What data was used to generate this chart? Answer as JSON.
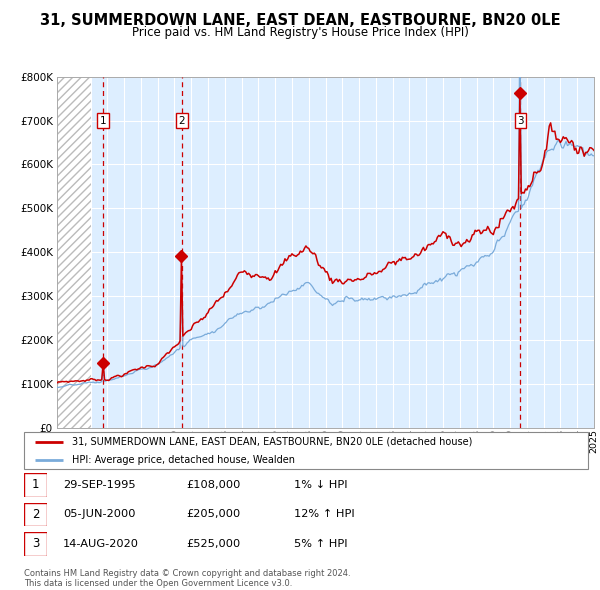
{
  "title": "31, SUMMERDOWN LANE, EAST DEAN, EASTBOURNE, BN20 0LE",
  "subtitle": "Price paid vs. HM Land Registry's House Price Index (HPI)",
  "year_start": 1993,
  "year_end": 2025,
  "ylim": [
    0,
    800000
  ],
  "yticks": [
    0,
    100000,
    200000,
    300000,
    400000,
    500000,
    600000,
    700000,
    800000
  ],
  "ytick_labels": [
    "£0",
    "£100K",
    "£200K",
    "£300K",
    "£400K",
    "£500K",
    "£600K",
    "£700K",
    "£800K"
  ],
  "sales": [
    {
      "index": 1,
      "date_num": 1995.75,
      "price": 108000,
      "date_str": "29-SEP-1995",
      "price_str": "£108,000",
      "hpi_str": "1% ↓ HPI"
    },
    {
      "index": 2,
      "date_num": 2000.43,
      "price": 205000,
      "date_str": "05-JUN-2000",
      "price_str": "£205,000",
      "hpi_str": "12% ↑ HPI"
    },
    {
      "index": 3,
      "date_num": 2020.62,
      "price": 525000,
      "date_str": "14-AUG-2020",
      "price_str": "£525,000",
      "hpi_str": "5% ↑ HPI"
    }
  ],
  "legend_red": "31, SUMMERDOWN LANE, EAST DEAN, EASTBOURNE, BN20 0LE (detached house)",
  "legend_blue": "HPI: Average price, detached house, Wealden",
  "footnote1": "Contains HM Land Registry data © Crown copyright and database right 2024.",
  "footnote2": "This data is licensed under the Open Government Licence v3.0.",
  "red_color": "#cc0000",
  "blue_color": "#7aabda",
  "bg_chart": "#ddeeff",
  "grid_color": "#ffffff",
  "vline_color": "#cc0000",
  "marker_color": "#cc0000",
  "hatch_color": "#bbbbbb"
}
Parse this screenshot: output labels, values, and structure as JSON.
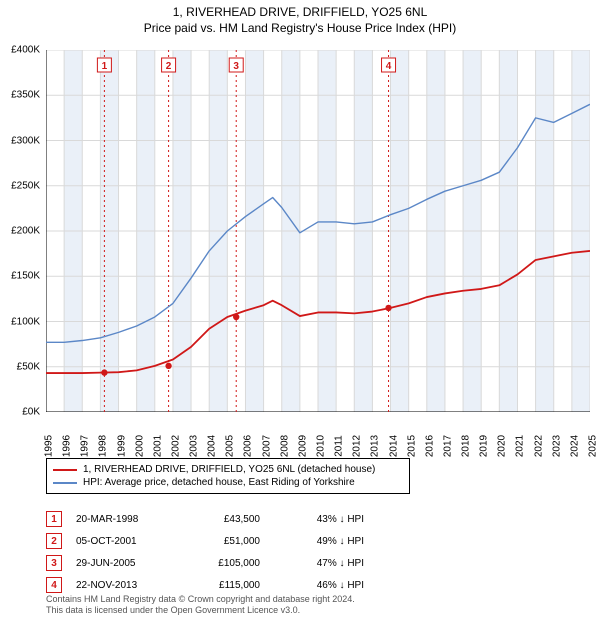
....
- [Goal of the exercise]: Copy whichever lines in the listing above contain the word "Land".

- [Written answer]:
  "subtitle": "Price paid vs. HM Land Registry's House Price Index (HPI)",
  "footnote1": "Contains HM Land Registry data © Crown copyright and database right 2024.",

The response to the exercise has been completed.